Aim of the exercise:
Retype the records below word for word and omit any image.
********
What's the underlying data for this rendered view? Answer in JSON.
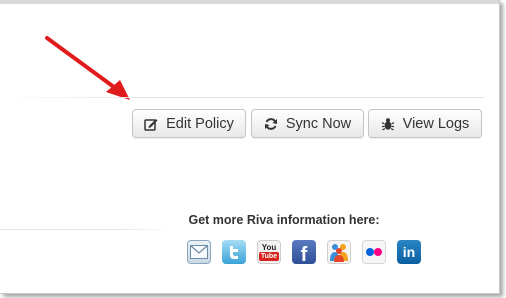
{
  "toolbar": {
    "edit_policy_label": "Edit Policy",
    "sync_now_label": "Sync Now",
    "view_logs_label": "View Logs"
  },
  "footer": {
    "info_text": "Get more Riva information here:",
    "social_icons": [
      "mail-icon",
      "twitter-icon",
      "youtube-icon",
      "facebook-icon",
      "delicious-icon",
      "flickr-icon",
      "linkedin-icon"
    ],
    "youtube_top": "You",
    "youtube_bottom": "Tube",
    "facebook_glyph": "f",
    "linkedin_glyph": "in"
  },
  "colors": {
    "arrow": "#e01b1b",
    "button_text": "#333333",
    "twitter": "#3aa3d8",
    "facebook": "#3b5998",
    "linkedin": "#0e76a8",
    "youtube_red": "#d6231b"
  }
}
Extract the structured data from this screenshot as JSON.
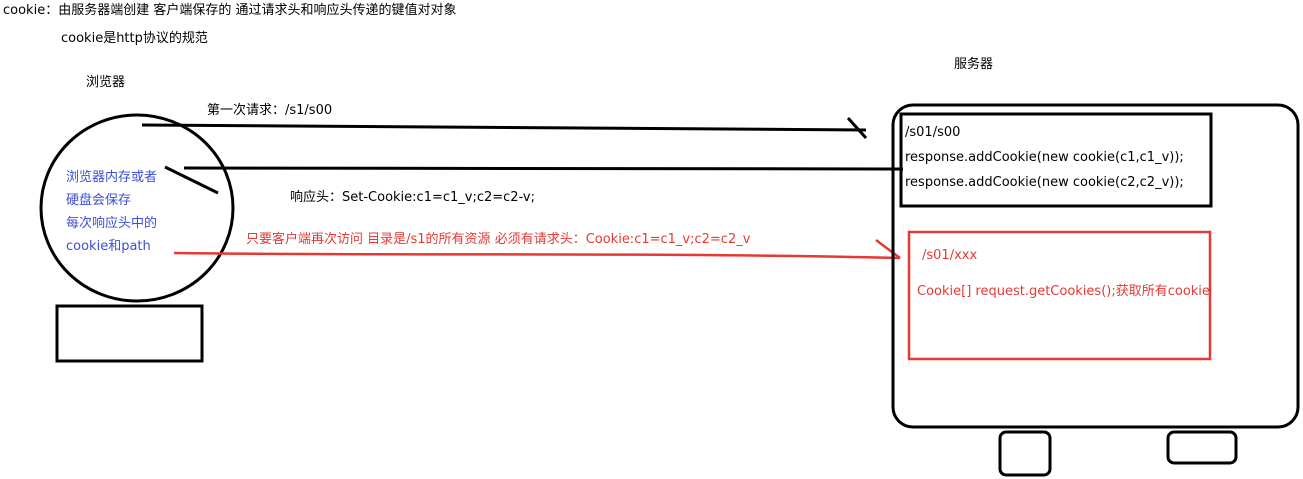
********
Solved problem:
What's the underlying data for this rendered view? Answer in JSON.
{
  "toolbar": {
    "edit_policy_label": "Edit Policy",
    "sync_now_label": "Sync Now",
    "view_logs_label": "View Logs"
  },
  "footer": {
    "info_text": "Get more Riva information here:",
    "social_icons": [
      "mail-icon",
      "twitter-icon",
      "youtube-icon",
      "facebook-icon",
      "delicious-icon",
      "flickr-icon",
      "linkedin-icon"
    ],
    "youtube_top": "You",
    "youtube_bottom": "Tube",
    "facebook_glyph": "f",
    "linkedin_glyph": "in"
  },
  "colors": {
    "arrow": "#e01b1b",
    "button_text": "#333333",
    "twitter": "#3aa3d8",
    "facebook": "#3b5998",
    "linkedin": "#0e76a8",
    "youtube_red": "#d6231b"
  }
}
Extract the structured data from this screenshot as JSON.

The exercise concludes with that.